> **WHAT TO DO**
Select every line of the records that contains the string "General" and copy each one out.

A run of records
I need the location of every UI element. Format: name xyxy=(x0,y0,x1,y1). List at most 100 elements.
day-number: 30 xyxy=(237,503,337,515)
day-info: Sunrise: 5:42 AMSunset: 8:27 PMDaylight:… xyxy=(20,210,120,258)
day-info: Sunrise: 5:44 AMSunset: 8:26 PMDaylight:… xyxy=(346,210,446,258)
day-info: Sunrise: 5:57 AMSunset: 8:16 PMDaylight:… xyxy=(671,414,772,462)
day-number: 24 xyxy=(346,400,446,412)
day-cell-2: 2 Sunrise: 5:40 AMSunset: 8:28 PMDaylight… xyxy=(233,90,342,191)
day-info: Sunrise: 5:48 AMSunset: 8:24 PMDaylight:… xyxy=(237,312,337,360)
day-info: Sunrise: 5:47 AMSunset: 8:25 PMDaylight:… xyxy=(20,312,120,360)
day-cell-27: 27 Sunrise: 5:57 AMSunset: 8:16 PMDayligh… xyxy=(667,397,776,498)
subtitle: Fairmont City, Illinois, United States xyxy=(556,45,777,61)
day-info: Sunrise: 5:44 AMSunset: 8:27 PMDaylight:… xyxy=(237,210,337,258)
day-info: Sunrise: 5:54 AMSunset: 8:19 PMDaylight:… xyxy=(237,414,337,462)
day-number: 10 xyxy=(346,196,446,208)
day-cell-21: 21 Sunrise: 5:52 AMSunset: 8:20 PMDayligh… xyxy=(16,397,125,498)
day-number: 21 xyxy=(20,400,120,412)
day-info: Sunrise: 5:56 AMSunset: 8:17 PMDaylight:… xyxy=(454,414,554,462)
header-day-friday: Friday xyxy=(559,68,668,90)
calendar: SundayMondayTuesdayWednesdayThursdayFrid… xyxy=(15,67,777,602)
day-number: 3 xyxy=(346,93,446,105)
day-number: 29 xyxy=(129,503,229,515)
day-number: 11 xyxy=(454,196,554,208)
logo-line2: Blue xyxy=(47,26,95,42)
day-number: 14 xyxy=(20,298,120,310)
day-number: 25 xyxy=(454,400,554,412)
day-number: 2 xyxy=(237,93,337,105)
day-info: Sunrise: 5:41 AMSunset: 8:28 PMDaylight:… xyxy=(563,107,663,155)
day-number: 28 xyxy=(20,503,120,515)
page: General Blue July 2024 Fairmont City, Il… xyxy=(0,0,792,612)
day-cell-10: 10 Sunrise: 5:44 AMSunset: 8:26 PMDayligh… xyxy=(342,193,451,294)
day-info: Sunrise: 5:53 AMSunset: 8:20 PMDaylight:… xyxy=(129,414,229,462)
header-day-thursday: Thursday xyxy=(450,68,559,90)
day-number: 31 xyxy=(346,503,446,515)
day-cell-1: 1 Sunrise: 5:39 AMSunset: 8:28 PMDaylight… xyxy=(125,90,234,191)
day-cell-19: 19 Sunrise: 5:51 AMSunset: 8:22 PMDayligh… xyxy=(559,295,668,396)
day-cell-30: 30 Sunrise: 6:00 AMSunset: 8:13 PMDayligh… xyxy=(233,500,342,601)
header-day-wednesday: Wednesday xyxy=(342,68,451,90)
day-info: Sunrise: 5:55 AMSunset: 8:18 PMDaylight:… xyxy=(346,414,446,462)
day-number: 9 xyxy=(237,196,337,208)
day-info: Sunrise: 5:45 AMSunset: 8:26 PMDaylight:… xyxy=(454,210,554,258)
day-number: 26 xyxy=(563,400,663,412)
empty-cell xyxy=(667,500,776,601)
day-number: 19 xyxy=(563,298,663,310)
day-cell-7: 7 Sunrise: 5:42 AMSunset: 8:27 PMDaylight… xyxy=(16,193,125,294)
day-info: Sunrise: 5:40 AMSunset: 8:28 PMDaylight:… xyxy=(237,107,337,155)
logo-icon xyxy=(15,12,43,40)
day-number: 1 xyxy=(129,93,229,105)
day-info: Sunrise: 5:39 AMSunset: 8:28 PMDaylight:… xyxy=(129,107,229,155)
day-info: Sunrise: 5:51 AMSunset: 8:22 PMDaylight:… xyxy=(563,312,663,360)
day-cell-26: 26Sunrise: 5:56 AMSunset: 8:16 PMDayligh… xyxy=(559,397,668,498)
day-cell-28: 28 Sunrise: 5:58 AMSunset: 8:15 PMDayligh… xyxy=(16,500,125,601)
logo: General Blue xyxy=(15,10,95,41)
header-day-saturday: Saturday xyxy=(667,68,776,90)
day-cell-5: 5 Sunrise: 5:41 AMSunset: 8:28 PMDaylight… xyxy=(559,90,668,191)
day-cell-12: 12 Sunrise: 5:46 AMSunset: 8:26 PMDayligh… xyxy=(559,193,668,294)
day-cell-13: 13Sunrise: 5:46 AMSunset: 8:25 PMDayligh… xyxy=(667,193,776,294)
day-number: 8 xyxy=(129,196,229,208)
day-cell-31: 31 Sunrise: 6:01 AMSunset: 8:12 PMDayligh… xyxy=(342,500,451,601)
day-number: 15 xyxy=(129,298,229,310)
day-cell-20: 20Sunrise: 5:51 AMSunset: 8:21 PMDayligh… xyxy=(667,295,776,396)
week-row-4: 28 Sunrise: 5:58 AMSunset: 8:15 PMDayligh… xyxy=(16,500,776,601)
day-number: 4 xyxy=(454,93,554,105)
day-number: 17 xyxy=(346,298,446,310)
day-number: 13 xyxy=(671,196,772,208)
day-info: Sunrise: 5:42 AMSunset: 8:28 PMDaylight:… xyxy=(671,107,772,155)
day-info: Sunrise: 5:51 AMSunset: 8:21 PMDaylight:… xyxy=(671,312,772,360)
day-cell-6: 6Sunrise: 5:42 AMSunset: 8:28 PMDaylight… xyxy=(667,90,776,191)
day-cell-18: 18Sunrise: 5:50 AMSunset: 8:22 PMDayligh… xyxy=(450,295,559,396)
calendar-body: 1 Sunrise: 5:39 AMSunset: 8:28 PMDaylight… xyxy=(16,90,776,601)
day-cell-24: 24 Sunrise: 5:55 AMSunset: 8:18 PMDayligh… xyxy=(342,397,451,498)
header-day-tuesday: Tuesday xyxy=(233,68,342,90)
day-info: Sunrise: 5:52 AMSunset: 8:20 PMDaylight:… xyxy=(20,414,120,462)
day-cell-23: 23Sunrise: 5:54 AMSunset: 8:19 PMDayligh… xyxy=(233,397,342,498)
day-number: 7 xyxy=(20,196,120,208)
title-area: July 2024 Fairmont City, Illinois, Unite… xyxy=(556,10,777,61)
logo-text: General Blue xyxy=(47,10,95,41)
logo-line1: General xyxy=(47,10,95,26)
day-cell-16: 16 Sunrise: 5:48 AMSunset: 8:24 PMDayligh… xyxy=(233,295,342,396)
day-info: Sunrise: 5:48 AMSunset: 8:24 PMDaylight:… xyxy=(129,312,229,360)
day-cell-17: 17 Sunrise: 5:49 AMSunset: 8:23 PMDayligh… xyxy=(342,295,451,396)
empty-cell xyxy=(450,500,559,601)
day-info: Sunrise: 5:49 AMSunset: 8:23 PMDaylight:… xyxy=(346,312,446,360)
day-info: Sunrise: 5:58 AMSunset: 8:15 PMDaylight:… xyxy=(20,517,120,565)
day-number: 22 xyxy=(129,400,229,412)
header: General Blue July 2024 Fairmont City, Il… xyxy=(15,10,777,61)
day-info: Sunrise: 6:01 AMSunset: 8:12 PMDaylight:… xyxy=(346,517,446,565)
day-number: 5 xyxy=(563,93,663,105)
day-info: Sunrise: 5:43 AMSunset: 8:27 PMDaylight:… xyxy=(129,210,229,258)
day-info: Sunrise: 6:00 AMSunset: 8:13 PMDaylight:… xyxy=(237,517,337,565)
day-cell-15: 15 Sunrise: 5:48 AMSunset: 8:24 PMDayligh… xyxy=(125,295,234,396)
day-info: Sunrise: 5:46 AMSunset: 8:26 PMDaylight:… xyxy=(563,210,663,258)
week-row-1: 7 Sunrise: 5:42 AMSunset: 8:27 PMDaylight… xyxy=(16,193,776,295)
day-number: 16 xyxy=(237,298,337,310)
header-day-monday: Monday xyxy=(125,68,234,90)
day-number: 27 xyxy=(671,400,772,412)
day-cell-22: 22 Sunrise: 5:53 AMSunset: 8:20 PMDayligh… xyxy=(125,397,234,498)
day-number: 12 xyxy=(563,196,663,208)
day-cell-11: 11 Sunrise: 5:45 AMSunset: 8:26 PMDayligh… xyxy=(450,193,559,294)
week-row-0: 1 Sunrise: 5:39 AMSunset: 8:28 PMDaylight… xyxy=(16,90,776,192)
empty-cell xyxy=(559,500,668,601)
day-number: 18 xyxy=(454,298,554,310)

> **RESULT FOR THIS EXERCISE**
page: General Blue July 2024 Fairmont City, Il… xyxy=(0,0,792,612)
logo: General Blue xyxy=(15,10,95,41)
logo-text: General Blue xyxy=(47,10,95,41)
logo-line1: General xyxy=(47,10,95,26)
header: General Blue July 2024 Fairmont City, Il… xyxy=(15,10,777,61)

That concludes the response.